Excerpts from a figure dataset:
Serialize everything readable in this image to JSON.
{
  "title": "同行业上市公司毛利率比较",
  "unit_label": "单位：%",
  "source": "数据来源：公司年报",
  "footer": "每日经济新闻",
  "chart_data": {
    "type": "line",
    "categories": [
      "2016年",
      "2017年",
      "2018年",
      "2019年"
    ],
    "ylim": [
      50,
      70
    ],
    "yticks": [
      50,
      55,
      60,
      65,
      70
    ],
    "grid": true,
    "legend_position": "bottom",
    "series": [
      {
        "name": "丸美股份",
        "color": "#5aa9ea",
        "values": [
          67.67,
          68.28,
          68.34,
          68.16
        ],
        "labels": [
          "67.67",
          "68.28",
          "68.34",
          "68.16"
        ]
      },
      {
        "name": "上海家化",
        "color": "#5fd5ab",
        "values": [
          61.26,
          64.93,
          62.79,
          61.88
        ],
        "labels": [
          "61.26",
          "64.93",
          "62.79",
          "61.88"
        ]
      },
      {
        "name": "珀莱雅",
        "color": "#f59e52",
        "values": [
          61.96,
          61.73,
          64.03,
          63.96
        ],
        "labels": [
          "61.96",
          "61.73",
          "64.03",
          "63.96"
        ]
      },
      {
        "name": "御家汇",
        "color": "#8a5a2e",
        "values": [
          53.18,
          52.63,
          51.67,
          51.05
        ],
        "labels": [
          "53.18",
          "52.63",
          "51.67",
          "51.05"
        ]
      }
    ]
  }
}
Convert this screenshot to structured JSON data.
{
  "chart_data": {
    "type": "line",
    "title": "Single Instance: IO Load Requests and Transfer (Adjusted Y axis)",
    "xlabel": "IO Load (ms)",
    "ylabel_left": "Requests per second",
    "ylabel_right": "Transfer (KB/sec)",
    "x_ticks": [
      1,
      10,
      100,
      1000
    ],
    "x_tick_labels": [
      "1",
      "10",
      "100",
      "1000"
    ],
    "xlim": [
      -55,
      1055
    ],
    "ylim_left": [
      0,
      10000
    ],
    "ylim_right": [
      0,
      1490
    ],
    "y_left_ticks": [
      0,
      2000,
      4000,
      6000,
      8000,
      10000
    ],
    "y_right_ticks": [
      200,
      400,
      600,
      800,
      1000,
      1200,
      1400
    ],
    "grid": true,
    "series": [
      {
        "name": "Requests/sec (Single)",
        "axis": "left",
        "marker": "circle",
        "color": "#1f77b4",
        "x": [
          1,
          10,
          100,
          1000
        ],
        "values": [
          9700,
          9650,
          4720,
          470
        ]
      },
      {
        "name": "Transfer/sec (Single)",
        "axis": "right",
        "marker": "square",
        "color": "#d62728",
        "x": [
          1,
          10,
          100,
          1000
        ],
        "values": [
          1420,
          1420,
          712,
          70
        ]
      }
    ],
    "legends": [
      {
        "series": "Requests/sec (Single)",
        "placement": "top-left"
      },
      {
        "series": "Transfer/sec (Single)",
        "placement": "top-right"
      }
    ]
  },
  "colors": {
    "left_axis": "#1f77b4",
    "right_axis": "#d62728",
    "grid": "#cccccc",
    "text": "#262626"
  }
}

WHAT NEEDS TO BE DONE: Write out all of the records once more, exactly.

TASK SOLUTION:
Serialize everything readable in this image to JSON.
{
  "title": "同行业上市公司毛利率比较",
  "unit_label": "单位：%",
  "source": "数据来源：公司年报",
  "footer": "每日经济新闻",
  "chart_data": {
    "type": "line",
    "categories": [
      "2016年",
      "2017年",
      "2018年",
      "2019年"
    ],
    "ylim": [
      50,
      70
    ],
    "yticks": [
      50,
      55,
      60,
      65,
      70
    ],
    "grid": true,
    "legend_position": "bottom",
    "series": [
      {
        "name": "丸美股份",
        "color": "#5aa9ea",
        "values": [
          67.67,
          68.28,
          68.34,
          68.16
        ],
        "labels": [
          "67.67",
          "68.28",
          "68.34",
          "68.16"
        ]
      },
      {
        "name": "上海家化",
        "color": "#5fd5ab",
        "values": [
          61.26,
          64.93,
          62.79,
          61.88
        ],
        "labels": [
          "61.26",
          "64.93",
          "62.79",
          "61.88"
        ]
      },
      {
        "name": "珀莱雅",
        "color": "#f59e52",
        "values": [
          61.96,
          61.73,
          64.03,
          63.96
        ],
        "labels": [
          "61.96",
          "61.73",
          "64.03",
          "63.96"
        ]
      },
      {
        "name": "御家汇",
        "color": "#8a5a2e",
        "values": [
          53.18,
          52.63,
          51.67,
          51.05
        ],
        "labels": [
          "53.18",
          "52.63",
          "51.67",
          "51.05"
        ]
      }
    ]
  }
}
Convert this screenshot to structured JSON data.
{
  "chart_data": {
    "type": "line",
    "title": "Single Instance: IO Load Requests and Transfer (Adjusted Y axis)",
    "xlabel": "IO Load (ms)",
    "ylabel_left": "Requests per second",
    "ylabel_right": "Transfer (KB/sec)",
    "x_ticks": [
      1,
      10,
      100,
      1000
    ],
    "x_tick_labels": [
      "1",
      "10",
      "100",
      "1000"
    ],
    "xlim": [
      -55,
      1055
    ],
    "ylim_left": [
      0,
      10000
    ],
    "ylim_right": [
      0,
      1490
    ],
    "y_left_ticks": [
      0,
      2000,
      4000,
      6000,
      8000,
      10000
    ],
    "y_right_ticks": [
      200,
      400,
      600,
      800,
      1000,
      1200,
      1400
    ],
    "grid": true,
    "series": [
      {
        "name": "Requests/sec (Single)",
        "axis": "left",
        "marker": "circle",
        "color": "#1f77b4",
        "x": [
          1,
          10,
          100,
          1000
        ],
        "values": [
          9700,
          9650,
          4720,
          470
        ]
      },
      {
        "name": "Transfer/sec (Single)",
        "axis": "right",
        "marker": "square",
        "color": "#d62728",
        "x": [
          1,
          10,
          100,
          1000
        ],
        "values": [
          1420,
          1420,
          712,
          70
        ]
      }
    ],
    "legends": [
      {
        "series": "Requests/sec (Single)",
        "placement": "top-left"
      },
      {
        "series": "Transfer/sec (Single)",
        "placement": "top-right"
      }
    ]
  },
  "colors": {
    "left_axis": "#1f77b4",
    "right_axis": "#d62728",
    "grid": "#cccccc",
    "text": "#262626"
  }
}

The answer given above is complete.